**SOAL LATIHAN A**
Salin dengan tepat bagian teks tentang jalan menuju Tuhan, mulai dari "Di samping itu" hingga "atau gerakan hakekat?".
**SOAL LATIHAN B**
Teruskan teks tentang jalan menuju Tuhan dari kalimat terakhir yang ada.

أشهد أن لا اله الا الله و أشهد أن محمدا رسول الله
MENUJU Tuhan
rupanya menjadi hal yang terus menerus diupayakan para hamba pencinta.
Dalam ajaran agama, banyak cara dan jalan yang ditempuh oleh para ulama
(rohaniwan) mengajarkan pada kita. Salah satu contoh di dalam ajaran
Islam mengenal istilah adalah gerakan batin (hakekat).
Semisal
yang dicanangkan oleh Al Hallaj dan diteruskan oleh Syekh Siti Jenar
di Indonesia. Wali ini tidak dimasukan dalam lingkungan atau anggota
Wali Sanga. Mungkin karena sistem dan metodanya tidak sama. Tetapi
generasinya terus berkembang hingga kini. Tidak mengetahui di mana
shalatnya.
Di samping itu ada banyak jenis gerakan selain Syekh Siti Jenar
yang dicanangkan oleh para Wali (songo). Diantaranya adalah
thareqat. Pertanyaanya, apakah gerakan tarekat yang dicanangkan para
wali itu masuk dalam kategori syareat atau gerakan hakekat?

**DATA TERSEDIA**
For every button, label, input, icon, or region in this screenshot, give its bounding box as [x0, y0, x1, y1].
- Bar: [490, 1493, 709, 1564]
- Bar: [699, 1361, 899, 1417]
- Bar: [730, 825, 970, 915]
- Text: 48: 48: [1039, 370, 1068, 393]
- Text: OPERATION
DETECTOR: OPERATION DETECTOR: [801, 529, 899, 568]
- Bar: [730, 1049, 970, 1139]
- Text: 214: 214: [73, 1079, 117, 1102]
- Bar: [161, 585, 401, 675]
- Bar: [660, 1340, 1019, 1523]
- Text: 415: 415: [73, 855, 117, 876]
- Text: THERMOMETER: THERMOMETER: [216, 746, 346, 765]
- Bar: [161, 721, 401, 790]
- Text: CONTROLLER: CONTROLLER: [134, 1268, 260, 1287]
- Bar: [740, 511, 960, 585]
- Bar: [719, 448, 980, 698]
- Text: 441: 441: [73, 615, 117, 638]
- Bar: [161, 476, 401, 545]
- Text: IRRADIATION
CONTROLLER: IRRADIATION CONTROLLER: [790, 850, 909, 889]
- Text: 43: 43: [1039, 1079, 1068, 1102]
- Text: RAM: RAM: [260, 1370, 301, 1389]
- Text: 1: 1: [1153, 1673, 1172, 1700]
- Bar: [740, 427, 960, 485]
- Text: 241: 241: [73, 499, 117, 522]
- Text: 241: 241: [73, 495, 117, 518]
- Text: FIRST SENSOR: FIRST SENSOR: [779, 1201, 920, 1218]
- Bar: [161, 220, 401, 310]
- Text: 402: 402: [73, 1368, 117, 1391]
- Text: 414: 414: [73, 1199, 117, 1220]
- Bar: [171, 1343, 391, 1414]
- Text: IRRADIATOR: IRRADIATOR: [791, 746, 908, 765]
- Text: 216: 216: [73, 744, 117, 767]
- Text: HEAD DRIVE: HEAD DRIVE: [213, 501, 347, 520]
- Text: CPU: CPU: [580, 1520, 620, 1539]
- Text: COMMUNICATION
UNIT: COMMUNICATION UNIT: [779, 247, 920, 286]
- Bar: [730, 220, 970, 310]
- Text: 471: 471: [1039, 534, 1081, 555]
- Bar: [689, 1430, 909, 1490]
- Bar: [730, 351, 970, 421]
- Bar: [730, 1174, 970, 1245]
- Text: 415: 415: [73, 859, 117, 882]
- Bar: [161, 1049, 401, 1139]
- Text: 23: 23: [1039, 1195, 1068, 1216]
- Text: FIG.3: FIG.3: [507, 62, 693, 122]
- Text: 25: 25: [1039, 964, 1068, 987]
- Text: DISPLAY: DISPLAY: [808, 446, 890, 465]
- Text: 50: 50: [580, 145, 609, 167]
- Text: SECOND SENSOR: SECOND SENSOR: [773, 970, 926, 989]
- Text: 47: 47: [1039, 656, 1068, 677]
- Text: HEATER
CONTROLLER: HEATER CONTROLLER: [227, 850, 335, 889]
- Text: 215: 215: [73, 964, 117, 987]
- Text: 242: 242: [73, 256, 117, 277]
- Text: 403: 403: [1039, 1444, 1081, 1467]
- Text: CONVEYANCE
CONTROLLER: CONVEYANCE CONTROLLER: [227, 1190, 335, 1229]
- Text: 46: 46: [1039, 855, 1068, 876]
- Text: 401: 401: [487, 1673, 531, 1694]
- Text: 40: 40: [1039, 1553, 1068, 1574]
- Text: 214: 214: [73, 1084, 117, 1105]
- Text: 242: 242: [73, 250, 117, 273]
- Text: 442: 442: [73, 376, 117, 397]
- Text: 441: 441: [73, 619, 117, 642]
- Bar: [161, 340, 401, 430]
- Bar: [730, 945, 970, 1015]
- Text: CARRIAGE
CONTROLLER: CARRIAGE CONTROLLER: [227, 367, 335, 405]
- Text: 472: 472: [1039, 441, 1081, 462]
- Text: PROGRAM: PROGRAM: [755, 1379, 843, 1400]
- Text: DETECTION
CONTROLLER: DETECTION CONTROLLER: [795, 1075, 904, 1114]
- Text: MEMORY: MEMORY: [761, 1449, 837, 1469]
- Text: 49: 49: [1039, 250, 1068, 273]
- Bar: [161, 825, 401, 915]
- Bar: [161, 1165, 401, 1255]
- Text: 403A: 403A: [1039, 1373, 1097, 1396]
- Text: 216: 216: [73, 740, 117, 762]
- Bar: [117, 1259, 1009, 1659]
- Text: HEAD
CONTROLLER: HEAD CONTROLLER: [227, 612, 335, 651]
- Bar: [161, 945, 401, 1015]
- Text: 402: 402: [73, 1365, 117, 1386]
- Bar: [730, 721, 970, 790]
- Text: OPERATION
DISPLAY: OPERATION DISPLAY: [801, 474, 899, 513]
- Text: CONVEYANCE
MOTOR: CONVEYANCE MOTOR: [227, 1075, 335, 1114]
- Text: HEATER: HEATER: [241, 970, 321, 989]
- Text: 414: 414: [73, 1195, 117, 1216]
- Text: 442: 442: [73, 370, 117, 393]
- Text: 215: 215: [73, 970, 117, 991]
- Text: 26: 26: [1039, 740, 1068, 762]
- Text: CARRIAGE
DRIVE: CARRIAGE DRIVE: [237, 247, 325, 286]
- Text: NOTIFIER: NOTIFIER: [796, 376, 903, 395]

**JAWABAN TERTULIS A**
Di samping itu ada banyak jenis gerakan selain Syekh Siti Jenar
yang dicanangkan oleh para Wali (songo). Diantaranya adalah
thareqat. Pertanyaanya, apakah gerakan tarekat yang dicanangkan para
wali itu masuk dalam kategori syareat atau gerakan hakekat?

**JAWABAN TERTULIS B**
Islam
lahir didahului oleh hakekat baru kemudian syareat. Buktinya Nabi saw
lama bertahannuts (bermalam) di gua Hira. Beliau menghabiskan
malam-malamnya di sana untuk beribadah dengan mengabdikan diri kepada
Allah swt. Beberapa malam kemudian, turunlah wahyu pertama. Di sinilah syareat mulai dibentuk untuk umatnya.
Namun
pada giliran periode berikutnya, muncul gerakan yang mirip hakekat yang
diajarkan oleh Al Hallaj yang cukup bertentangan dengan syareat pada
umumnya. Beratus tahun kemudian hadir pula di Indonesia. Pelopornya
adalah Syekh Siti Jenar.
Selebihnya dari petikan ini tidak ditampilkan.